Items listed in a dataset:

· · · · · · ·

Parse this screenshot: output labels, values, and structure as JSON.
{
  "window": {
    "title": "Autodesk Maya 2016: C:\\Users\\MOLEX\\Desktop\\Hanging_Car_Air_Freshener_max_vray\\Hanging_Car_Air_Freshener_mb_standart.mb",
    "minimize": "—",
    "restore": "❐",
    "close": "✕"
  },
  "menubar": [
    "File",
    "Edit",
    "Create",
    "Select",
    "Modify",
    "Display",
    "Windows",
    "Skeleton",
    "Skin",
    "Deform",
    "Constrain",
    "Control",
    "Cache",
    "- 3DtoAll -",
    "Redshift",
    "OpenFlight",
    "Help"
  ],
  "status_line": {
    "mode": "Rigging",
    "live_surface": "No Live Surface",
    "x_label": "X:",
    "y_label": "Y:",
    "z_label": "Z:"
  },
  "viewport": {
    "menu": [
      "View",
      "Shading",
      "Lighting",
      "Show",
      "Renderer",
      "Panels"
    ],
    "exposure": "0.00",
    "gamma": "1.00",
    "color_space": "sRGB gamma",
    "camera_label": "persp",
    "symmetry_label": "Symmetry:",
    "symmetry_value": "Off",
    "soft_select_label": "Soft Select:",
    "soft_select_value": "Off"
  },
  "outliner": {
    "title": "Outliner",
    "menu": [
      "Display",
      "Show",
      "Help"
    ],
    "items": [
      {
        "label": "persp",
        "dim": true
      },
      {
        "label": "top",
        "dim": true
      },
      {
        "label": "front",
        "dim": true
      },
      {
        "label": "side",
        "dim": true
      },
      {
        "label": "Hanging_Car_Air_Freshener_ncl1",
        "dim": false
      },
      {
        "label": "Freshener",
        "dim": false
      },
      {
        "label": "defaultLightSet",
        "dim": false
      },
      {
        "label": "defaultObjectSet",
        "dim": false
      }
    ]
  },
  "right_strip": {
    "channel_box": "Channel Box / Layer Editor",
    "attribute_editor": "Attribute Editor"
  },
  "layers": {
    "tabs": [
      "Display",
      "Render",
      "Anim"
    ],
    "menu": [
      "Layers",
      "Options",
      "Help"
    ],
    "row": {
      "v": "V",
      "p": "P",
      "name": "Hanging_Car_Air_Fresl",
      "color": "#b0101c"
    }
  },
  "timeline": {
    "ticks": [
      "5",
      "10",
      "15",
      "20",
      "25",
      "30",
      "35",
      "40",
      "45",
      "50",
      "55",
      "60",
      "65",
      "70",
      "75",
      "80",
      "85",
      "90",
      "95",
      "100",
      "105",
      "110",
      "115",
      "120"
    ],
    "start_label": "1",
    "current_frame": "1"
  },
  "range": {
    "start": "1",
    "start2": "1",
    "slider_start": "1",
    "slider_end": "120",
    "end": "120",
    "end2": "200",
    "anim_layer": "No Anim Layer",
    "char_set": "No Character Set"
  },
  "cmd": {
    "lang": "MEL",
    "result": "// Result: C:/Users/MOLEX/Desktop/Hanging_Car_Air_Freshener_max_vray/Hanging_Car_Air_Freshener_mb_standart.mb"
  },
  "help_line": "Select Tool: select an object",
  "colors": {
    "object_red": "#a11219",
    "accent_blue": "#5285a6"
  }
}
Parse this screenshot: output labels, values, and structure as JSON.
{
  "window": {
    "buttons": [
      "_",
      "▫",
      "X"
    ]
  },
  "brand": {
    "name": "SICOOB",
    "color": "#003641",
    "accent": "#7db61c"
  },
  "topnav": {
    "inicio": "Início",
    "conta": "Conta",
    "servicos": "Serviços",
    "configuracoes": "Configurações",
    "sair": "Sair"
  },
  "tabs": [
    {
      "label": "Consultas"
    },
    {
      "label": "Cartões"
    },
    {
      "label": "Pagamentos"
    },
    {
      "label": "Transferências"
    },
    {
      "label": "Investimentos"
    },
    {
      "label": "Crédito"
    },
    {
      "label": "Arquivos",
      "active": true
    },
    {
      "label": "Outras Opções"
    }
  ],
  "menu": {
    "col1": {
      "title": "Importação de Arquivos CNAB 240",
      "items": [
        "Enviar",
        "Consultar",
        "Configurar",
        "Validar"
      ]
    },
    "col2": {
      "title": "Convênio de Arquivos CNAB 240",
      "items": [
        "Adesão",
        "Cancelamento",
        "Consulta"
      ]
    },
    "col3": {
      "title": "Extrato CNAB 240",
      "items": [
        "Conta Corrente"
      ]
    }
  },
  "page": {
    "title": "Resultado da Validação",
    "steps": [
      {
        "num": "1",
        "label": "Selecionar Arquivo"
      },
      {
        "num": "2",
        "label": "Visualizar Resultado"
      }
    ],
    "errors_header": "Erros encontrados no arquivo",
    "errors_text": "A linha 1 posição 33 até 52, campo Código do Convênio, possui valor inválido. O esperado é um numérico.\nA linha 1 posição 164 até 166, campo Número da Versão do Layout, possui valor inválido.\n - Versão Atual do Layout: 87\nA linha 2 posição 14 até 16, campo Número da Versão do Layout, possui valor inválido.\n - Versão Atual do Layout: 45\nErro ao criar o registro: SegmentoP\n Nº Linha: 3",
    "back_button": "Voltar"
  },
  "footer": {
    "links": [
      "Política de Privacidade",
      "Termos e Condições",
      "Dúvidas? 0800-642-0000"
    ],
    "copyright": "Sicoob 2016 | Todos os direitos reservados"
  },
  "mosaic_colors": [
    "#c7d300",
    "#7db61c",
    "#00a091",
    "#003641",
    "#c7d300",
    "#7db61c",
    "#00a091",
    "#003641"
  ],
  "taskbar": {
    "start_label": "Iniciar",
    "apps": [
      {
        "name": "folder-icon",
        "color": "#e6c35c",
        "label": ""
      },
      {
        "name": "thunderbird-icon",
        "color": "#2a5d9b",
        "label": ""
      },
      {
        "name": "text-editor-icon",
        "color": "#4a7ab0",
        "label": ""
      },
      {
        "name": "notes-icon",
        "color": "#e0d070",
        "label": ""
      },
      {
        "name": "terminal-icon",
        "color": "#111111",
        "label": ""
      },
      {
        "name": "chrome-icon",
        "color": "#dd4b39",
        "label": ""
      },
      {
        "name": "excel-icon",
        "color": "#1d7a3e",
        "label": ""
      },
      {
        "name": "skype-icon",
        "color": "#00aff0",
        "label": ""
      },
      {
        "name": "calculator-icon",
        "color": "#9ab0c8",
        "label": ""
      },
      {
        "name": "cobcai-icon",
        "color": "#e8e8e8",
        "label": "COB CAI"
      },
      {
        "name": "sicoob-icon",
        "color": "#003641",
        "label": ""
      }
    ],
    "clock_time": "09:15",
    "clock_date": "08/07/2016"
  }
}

· · · · · · ·

Task goal: Extract the full listing and reproduce each line exactly.

Response to this task:
Parse this screenshot: output labels, values, and structure as JSON.
{
  "window": {
    "title": "Autodesk Maya 2016: C:\\Users\\MOLEX\\Desktop\\Hanging_Car_Air_Freshener_max_vray\\Hanging_Car_Air_Freshener_mb_standart.mb",
    "minimize": "—",
    "restore": "❐",
    "close": "✕"
  },
  "menubar": [
    "File",
    "Edit",
    "Create",
    "Select",
    "Modify",
    "Display",
    "Windows",
    "Skeleton",
    "Skin",
    "Deform",
    "Constrain",
    "Control",
    "Cache",
    "- 3DtoAll -",
    "Redshift",
    "OpenFlight",
    "Help"
  ],
  "status_line": {
    "mode": "Rigging",
    "live_surface": "No Live Surface",
    "x_label": "X:",
    "y_label": "Y:",
    "z_label": "Z:"
  },
  "viewport": {
    "menu": [
      "View",
      "Shading",
      "Lighting",
      "Show",
      "Renderer",
      "Panels"
    ],
    "exposure": "0.00",
    "gamma": "1.00",
    "color_space": "sRGB gamma",
    "camera_label": "persp",
    "symmetry_label": "Symmetry:",
    "symmetry_value": "Off",
    "soft_select_label": "Soft Select:",
    "soft_select_value": "Off"
  },
  "outliner": {
    "title": "Outliner",
    "menu": [
      "Display",
      "Show",
      "Help"
    ],
    "items": [
      {
        "label": "persp",
        "dim": true
      },
      {
        "label": "top",
        "dim": true
      },
      {
        "label": "front",
        "dim": true
      },
      {
        "label": "side",
        "dim": true
      },
      {
        "label": "Hanging_Car_Air_Freshener_ncl1",
        "dim": false
      },
      {
        "label": "Freshener",
        "dim": false
      },
      {
        "label": "defaultLightSet",
        "dim": false
      },
      {
        "label": "defaultObjectSet",
        "dim": false
      }
    ]
  },
  "right_strip": {
    "channel_box": "Channel Box / Layer Editor",
    "attribute_editor": "Attribute Editor"
  },
  "layers": {
    "tabs": [
      "Display",
      "Render",
      "Anim"
    ],
    "menu": [
      "Layers",
      "Options",
      "Help"
    ],
    "row": {
      "v": "V",
      "p": "P",
      "name": "Hanging_Car_Air_Fresl",
      "color": "#b0101c"
    }
  },
  "timeline": {
    "ticks": [
      "5",
      "10",
      "15",
      "20",
      "25",
      "30",
      "35",
      "40",
      "45",
      "50",
      "55",
      "60",
      "65",
      "70",
      "75",
      "80",
      "85",
      "90",
      "95",
      "100",
      "105",
      "110",
      "115",
      "120"
    ],
    "start_label": "1",
    "current_frame": "1"
  },
  "range": {
    "start": "1",
    "start2": "1",
    "slider_start": "1",
    "slider_end": "120",
    "end": "120",
    "end2": "200",
    "anim_layer": "No Anim Layer",
    "char_set": "No Character Set"
  },
  "cmd": {
    "lang": "MEL",
    "result": "// Result: C:/Users/MOLEX/Desktop/Hanging_Car_Air_Freshener_max_vray/Hanging_Car_Air_Freshener_mb_standart.mb"
  },
  "help_line": "Select Tool: select an object",
  "colors": {
    "object_red": "#a11219",
    "accent_blue": "#5285a6"
  }
}
Parse this screenshot: output labels, values, and structure as JSON.
{
  "window": {
    "buttons": [
      "_",
      "▫",
      "X"
    ]
  },
  "brand": {
    "name": "SICOOB",
    "color": "#003641",
    "accent": "#7db61c"
  },
  "topnav": {
    "inicio": "Início",
    "conta": "Conta",
    "servicos": "Serviços",
    "configuracoes": "Configurações",
    "sair": "Sair"
  },
  "tabs": [
    {
      "label": "Consultas"
    },
    {
      "label": "Cartões"
    },
    {
      "label": "Pagamentos"
    },
    {
      "label": "Transferências"
    },
    {
      "label": "Investimentos"
    },
    {
      "label": "Crédito"
    },
    {
      "label": "Arquivos",
      "active": true
    },
    {
      "label": "Outras Opções"
    }
  ],
  "menu": {
    "col1": {
      "title": "Importação de Arquivos CNAB 240",
      "items": [
        "Enviar",
        "Consultar",
        "Configurar",
        "Validar"
      ]
    },
    "col2": {
      "title": "Convênio de Arquivos CNAB 240",
      "items": [
        "Adesão",
        "Cancelamento",
        "Consulta"
      ]
    },
    "col3": {
      "title": "Extrato CNAB 240",
      "items": [
        "Conta Corrente"
      ]
    }
  },
  "page": {
    "title": "Resultado da Validação",
    "steps": [
      {
        "num": "1",
        "label": "Selecionar Arquivo"
      },
      {
        "num": "2",
        "label": "Visualizar Resultado"
      }
    ],
    "errors_header": "Erros encontrados no arquivo",
    "errors_text": "A linha 1 posição 33 até 52, campo Código do Convênio, possui valor inválido. O esperado é um numérico.\nA linha 1 posição 164 até 166, campo Número da Versão do Layout, possui valor inválido.\n - Versão Atual do Layout: 87\nA linha 2 posição 14 até 16, campo Número da Versão do Layout, possui valor inválido.\n - Versão Atual do Layout: 45\nErro ao criar o registro: SegmentoP\n Nº Linha: 3",
    "back_button": "Voltar"
  },
  "footer": {
    "links": [
      "Política de Privacidade",
      "Termos e Condições",
      "Dúvidas? 0800-642-0000"
    ],
    "copyright": "Sicoob 2016 | Todos os direitos reservados"
  },
  "mosaic_colors": [
    "#c7d300",
    "#7db61c",
    "#00a091",
    "#003641",
    "#c7d300",
    "#7db61c",
    "#00a091",
    "#003641"
  ],
  "taskbar": {
    "start_label": "Iniciar",
    "apps": [
      {
        "name": "folder-icon",
        "color": "#e6c35c",
        "label": ""
      },
      {
        "name": "thunderbird-icon",
        "color": "#2a5d9b",
        "label": ""
      },
      {
        "name": "text-editor-icon",
        "color": "#4a7ab0",
        "label": ""
      },
      {
        "name": "notes-icon",
        "color": "#e0d070",
        "label": ""
      },
      {
        "name": "terminal-icon",
        "color": "#111111",
        "label": ""
      },
      {
        "name": "chrome-icon",
        "color": "#dd4b39",
        "label": ""
      },
      {
        "name": "excel-icon",
        "color": "#1d7a3e",
        "label": ""
      },
      {
        "name": "skype-icon",
        "color": "#00aff0",
        "label": ""
      },
      {
        "name": "calculator-icon",
        "color": "#9ab0c8",
        "label": ""
      },
      {
        "name": "cobcai-icon",
        "color": "#e8e8e8",
        "label": "COB CAI"
      },
      {
        "name": "sicoob-icon",
        "color": "#003641",
        "label": ""
      }
    ],
    "clock_time": "09:15",
    "clock_date": "08/07/2016"
  }
}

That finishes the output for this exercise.